» **Material for this task**:
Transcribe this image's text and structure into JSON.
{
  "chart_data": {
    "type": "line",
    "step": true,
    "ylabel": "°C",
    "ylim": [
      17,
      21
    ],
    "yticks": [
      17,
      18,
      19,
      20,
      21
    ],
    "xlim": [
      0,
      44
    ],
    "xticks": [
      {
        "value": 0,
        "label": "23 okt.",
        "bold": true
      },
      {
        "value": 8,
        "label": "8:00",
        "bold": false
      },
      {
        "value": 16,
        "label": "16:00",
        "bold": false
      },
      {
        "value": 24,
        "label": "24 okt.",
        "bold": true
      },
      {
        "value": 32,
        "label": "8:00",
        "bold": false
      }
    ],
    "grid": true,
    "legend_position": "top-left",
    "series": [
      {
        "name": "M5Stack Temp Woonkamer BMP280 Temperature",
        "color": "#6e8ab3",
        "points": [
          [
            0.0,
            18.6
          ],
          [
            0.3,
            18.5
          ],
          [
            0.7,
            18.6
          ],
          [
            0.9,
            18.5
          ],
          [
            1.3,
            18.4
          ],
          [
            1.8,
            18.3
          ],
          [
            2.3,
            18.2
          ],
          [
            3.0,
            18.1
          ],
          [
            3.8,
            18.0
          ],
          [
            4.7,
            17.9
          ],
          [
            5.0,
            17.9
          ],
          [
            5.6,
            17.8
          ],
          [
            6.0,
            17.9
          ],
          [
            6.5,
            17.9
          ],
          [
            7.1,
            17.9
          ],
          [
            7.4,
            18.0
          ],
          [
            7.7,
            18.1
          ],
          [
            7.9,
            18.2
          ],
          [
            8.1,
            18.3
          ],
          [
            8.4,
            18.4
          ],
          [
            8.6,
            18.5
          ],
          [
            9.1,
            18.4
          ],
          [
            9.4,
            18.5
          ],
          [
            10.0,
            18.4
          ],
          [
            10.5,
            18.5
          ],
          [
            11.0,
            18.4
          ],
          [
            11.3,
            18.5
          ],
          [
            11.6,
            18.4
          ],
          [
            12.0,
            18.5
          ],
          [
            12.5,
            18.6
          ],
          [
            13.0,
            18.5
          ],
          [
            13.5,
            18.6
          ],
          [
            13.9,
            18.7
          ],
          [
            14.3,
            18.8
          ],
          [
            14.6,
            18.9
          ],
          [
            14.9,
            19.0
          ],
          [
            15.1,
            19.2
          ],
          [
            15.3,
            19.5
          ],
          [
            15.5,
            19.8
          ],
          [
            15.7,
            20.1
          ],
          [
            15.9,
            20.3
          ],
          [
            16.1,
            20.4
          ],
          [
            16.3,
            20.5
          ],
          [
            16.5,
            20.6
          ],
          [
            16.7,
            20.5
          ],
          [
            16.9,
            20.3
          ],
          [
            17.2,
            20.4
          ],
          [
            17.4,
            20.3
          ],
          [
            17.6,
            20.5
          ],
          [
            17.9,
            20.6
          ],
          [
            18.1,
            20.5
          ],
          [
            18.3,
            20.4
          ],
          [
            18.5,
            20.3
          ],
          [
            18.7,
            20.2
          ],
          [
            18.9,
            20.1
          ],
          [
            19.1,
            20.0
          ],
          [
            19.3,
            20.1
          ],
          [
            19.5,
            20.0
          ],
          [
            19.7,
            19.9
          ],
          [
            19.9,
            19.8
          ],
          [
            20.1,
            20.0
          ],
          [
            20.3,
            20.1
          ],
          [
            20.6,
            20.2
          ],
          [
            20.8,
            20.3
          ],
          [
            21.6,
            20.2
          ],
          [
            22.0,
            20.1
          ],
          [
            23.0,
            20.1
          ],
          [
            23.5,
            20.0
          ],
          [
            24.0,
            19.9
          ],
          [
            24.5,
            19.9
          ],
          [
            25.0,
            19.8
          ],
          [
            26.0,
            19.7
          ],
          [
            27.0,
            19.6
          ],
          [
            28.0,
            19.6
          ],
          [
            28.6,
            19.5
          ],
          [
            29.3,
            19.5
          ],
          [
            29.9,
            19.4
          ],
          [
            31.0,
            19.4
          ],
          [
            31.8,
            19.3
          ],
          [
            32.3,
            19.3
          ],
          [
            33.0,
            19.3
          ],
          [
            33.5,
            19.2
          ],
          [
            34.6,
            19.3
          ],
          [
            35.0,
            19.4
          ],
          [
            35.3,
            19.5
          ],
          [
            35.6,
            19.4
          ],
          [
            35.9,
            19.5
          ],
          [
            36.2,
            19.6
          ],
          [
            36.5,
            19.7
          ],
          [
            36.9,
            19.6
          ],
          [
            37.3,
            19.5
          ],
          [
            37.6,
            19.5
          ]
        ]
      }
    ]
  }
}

» **Goal of the exercise**:
Identify the lines that contain the string "true", and copy every one of them.

» **Response**:
    "step": true,
        "bold": true
        "bold": true
    "grid": true,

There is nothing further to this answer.